TASK REQUIREMENTS –
Check each line of the listing, and copy it if it contains the word "whishi".

Entries with figure data
"""

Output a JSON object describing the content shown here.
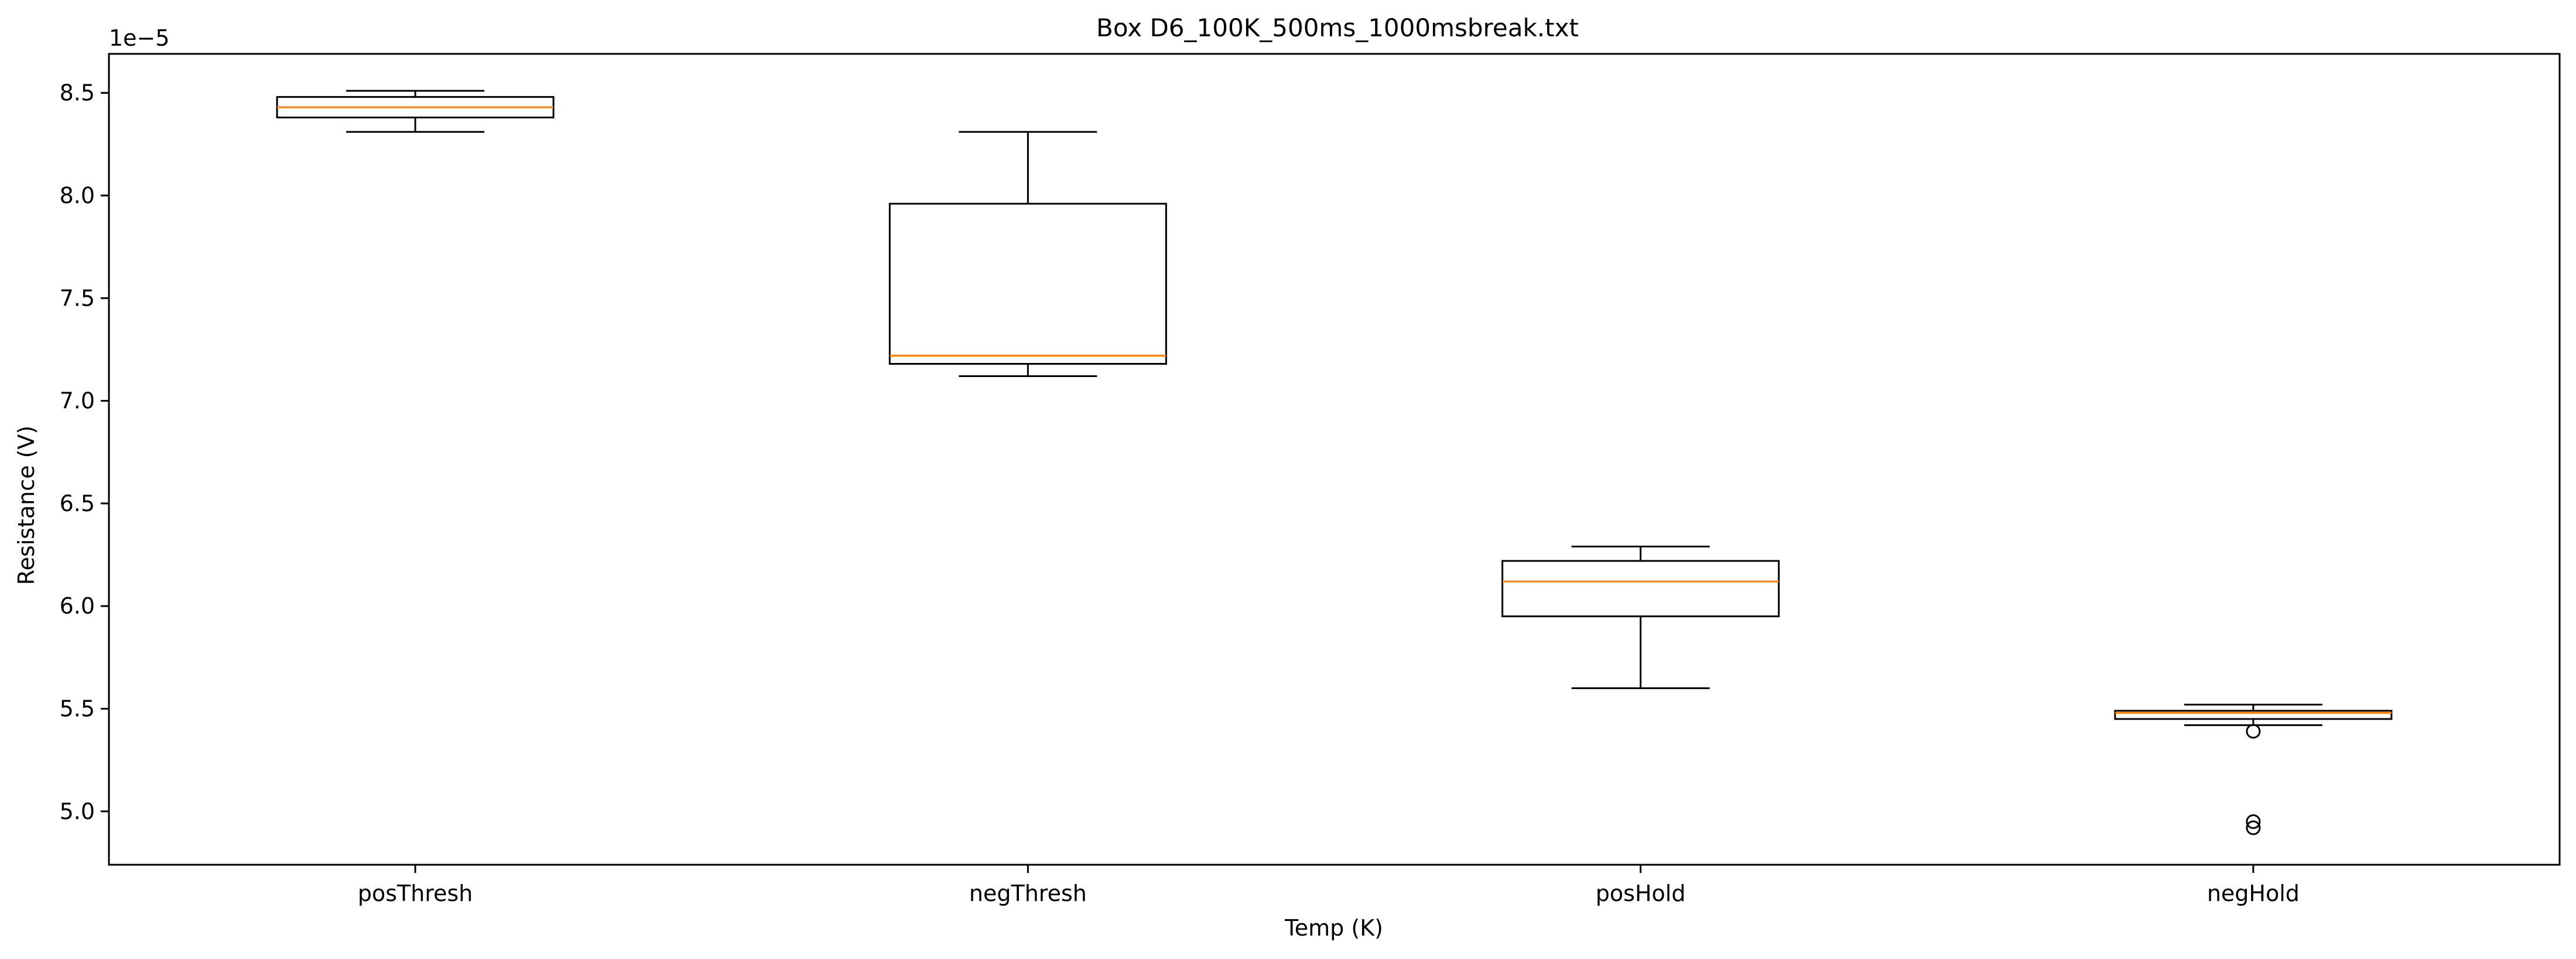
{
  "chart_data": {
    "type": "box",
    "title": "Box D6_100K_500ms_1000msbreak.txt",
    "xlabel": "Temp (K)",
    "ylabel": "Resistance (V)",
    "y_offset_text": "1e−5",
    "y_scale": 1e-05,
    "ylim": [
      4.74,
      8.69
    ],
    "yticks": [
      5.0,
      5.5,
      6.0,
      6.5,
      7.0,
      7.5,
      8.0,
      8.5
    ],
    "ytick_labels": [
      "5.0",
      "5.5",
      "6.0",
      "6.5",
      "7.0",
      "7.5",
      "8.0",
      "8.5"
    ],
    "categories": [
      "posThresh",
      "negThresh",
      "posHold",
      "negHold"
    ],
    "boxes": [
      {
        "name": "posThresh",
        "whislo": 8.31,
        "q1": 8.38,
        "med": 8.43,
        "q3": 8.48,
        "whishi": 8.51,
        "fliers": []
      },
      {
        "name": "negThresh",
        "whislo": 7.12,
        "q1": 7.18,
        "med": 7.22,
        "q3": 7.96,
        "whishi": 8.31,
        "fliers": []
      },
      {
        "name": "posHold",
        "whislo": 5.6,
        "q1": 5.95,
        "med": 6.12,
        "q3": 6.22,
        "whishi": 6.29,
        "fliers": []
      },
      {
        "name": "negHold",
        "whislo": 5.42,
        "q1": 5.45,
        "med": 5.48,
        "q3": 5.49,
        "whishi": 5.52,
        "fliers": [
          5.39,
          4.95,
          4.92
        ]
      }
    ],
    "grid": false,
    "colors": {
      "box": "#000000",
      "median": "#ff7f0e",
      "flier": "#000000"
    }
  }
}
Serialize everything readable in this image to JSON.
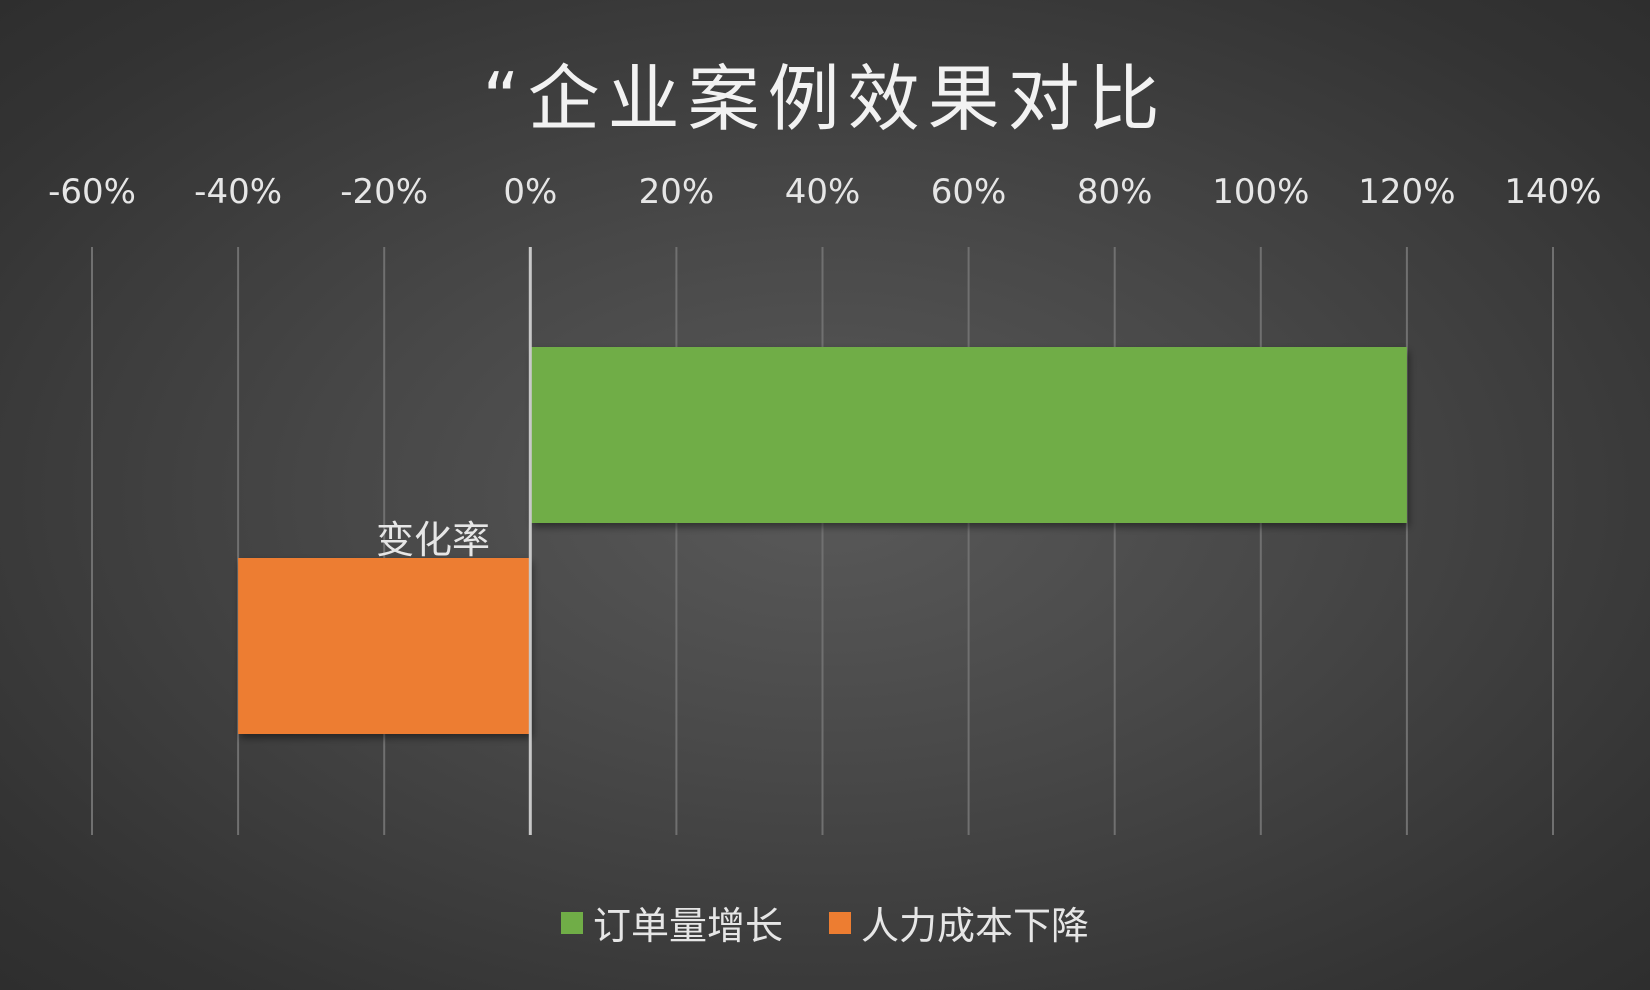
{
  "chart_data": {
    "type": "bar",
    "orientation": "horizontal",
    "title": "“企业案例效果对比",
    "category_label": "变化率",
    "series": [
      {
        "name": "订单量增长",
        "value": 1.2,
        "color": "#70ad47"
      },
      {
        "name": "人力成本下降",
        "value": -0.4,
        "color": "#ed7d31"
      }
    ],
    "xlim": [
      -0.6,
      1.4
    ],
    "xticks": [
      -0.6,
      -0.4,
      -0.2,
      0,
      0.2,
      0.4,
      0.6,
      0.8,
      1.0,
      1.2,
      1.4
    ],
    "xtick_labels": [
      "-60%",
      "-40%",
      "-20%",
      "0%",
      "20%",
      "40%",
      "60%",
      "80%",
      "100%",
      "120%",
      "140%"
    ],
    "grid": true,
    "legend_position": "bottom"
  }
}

"""

EXERCISE SOLUTION –
        "whishi": 8.51,
        "whishi": 8.31,
        "whishi": 6.29,
        "whishi": 5.52,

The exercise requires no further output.